→ Exercise material:
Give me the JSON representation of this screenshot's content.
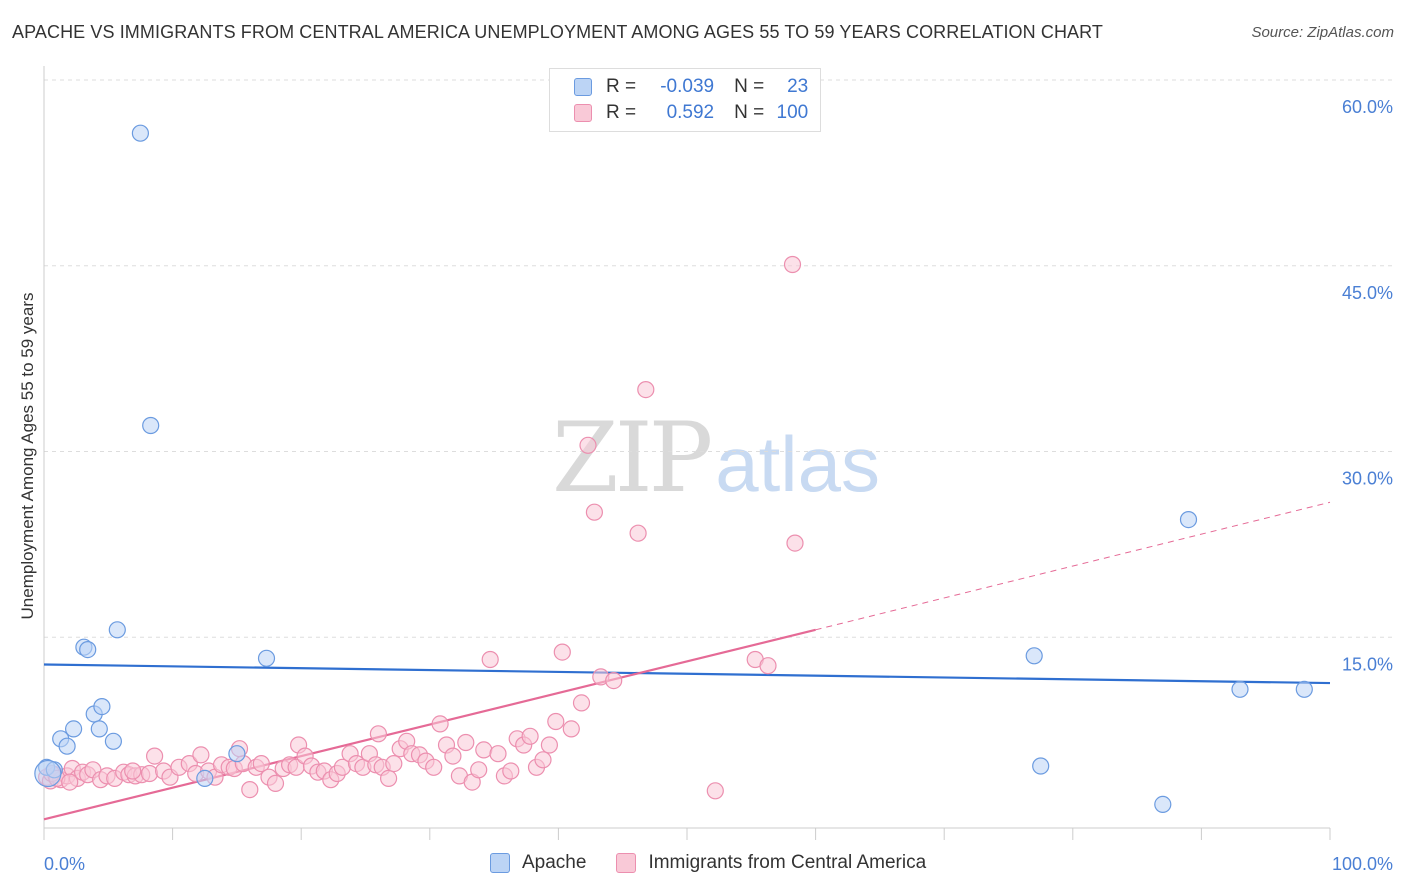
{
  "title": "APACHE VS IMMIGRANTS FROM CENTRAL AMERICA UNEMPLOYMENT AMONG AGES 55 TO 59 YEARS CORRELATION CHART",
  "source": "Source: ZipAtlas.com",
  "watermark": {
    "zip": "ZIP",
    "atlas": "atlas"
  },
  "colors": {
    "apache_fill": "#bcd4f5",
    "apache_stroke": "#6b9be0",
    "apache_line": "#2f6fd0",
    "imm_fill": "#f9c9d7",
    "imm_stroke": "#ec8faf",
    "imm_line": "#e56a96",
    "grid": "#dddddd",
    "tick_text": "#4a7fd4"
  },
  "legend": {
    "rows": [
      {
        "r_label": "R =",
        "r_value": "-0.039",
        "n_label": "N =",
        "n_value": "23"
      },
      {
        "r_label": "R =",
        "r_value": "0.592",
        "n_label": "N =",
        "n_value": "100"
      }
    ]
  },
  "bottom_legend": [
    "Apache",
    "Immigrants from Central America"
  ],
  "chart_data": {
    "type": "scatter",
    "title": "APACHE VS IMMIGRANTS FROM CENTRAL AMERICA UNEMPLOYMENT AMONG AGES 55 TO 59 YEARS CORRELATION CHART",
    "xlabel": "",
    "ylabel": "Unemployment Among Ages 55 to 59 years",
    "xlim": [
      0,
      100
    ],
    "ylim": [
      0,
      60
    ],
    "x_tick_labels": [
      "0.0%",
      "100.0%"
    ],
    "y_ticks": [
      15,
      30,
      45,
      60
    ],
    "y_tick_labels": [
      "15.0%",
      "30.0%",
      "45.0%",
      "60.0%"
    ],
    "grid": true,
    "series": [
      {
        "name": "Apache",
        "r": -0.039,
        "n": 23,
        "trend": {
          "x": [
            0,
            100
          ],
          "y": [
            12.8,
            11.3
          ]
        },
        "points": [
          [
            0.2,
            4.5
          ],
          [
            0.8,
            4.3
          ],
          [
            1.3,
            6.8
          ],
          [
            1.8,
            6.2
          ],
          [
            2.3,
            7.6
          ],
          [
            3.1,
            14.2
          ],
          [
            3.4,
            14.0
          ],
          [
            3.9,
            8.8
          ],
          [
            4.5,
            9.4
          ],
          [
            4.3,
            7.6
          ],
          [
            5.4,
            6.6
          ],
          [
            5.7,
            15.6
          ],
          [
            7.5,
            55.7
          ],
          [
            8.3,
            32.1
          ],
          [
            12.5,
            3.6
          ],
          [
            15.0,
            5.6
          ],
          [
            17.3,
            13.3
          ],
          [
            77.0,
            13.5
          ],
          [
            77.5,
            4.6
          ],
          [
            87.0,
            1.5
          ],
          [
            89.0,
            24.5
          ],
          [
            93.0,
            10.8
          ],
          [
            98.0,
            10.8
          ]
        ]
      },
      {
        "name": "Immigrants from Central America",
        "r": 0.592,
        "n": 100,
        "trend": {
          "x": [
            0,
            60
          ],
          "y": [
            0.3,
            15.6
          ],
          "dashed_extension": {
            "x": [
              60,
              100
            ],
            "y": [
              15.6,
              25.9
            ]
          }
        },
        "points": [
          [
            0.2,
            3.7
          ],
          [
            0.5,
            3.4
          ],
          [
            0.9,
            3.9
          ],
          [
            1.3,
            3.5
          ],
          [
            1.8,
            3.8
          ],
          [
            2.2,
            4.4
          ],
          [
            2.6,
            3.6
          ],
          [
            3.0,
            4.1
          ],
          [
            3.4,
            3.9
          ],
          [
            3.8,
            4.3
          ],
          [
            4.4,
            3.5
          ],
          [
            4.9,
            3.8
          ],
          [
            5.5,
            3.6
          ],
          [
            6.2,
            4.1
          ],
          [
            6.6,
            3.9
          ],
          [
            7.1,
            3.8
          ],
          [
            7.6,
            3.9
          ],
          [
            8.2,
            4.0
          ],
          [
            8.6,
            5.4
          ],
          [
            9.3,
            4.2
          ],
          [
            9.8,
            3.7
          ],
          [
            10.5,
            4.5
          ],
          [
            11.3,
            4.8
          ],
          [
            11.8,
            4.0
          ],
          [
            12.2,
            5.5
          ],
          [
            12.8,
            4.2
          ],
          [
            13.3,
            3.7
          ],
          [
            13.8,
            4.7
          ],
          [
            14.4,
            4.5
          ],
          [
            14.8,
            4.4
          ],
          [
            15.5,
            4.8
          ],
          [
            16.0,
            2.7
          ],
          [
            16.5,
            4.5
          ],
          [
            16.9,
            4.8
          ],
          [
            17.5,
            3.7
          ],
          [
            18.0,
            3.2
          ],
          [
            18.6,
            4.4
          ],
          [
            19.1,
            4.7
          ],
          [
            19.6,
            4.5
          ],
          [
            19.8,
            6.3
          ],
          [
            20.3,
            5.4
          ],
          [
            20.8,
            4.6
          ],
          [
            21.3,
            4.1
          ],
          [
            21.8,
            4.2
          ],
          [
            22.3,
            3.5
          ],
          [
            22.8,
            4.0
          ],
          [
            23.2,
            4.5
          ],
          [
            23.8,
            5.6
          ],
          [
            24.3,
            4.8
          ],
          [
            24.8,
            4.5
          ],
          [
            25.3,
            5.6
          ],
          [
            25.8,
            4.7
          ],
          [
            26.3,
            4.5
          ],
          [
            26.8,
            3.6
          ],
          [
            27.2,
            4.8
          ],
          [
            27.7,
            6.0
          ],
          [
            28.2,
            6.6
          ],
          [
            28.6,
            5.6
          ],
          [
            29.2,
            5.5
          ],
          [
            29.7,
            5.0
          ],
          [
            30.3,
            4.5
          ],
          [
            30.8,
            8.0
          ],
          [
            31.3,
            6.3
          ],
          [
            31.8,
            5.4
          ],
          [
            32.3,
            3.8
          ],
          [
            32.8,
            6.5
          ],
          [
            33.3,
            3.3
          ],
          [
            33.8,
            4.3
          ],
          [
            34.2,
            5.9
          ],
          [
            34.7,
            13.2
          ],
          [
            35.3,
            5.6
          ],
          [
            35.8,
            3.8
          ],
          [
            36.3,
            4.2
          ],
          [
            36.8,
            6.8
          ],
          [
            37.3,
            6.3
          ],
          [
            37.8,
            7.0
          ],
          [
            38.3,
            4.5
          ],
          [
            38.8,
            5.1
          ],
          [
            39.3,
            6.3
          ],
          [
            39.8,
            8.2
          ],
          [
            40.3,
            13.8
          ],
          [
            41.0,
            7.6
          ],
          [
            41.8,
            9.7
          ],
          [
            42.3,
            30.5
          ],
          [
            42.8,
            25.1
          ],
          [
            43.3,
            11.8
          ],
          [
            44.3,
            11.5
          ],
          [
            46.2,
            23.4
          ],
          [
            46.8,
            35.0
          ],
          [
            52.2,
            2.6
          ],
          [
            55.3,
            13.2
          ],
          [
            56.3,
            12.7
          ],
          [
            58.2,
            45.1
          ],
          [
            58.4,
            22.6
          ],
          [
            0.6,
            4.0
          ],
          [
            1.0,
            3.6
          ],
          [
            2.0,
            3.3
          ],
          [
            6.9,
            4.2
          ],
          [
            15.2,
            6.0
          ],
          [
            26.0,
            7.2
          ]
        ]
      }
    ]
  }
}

...

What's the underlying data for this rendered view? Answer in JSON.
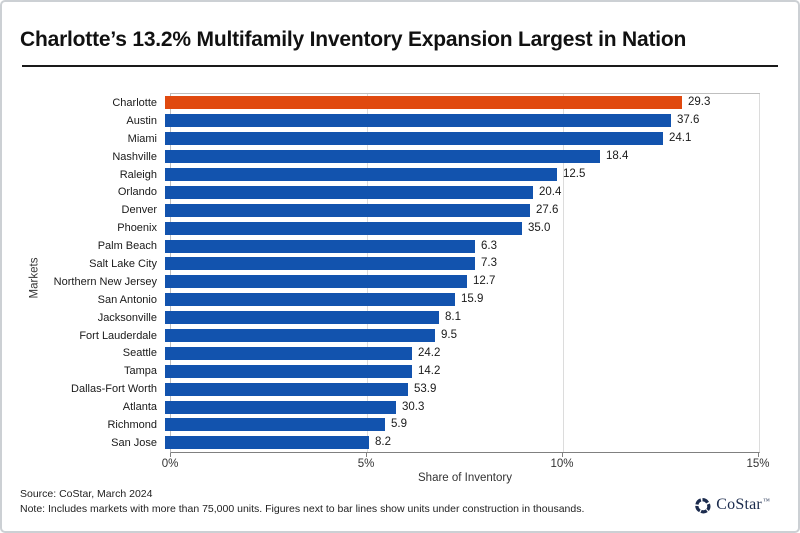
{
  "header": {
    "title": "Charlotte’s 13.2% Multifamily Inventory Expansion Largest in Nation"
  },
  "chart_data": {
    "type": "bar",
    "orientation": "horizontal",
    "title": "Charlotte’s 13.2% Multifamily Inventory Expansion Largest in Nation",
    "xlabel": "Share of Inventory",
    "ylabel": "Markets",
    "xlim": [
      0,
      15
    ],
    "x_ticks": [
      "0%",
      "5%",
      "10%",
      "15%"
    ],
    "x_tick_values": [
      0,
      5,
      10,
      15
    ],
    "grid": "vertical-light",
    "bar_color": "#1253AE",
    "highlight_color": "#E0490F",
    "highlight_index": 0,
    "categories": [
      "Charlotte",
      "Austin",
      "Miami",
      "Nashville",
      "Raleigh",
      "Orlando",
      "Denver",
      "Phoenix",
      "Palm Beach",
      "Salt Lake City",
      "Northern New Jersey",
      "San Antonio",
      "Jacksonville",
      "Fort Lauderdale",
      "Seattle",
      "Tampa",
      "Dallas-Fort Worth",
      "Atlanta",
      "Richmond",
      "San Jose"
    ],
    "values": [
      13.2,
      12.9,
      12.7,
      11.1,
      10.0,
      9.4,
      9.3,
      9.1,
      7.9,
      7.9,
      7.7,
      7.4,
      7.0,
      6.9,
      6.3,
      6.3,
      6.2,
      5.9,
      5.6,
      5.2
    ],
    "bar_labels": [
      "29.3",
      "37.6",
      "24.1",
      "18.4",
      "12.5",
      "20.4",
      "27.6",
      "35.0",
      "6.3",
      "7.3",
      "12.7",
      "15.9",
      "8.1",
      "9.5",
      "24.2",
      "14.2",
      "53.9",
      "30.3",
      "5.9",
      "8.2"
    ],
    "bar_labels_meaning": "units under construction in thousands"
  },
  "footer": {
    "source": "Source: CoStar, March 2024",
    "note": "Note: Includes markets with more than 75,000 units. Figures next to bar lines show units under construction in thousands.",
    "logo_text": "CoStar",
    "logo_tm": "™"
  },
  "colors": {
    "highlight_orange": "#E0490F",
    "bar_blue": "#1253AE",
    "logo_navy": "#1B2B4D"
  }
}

→ Directions for this task: From the listing above, copy every line that includes the word "CoStar".

→ Response:
    "source": "Source: CoStar, March 2024",
    "logo_text": "CoStar",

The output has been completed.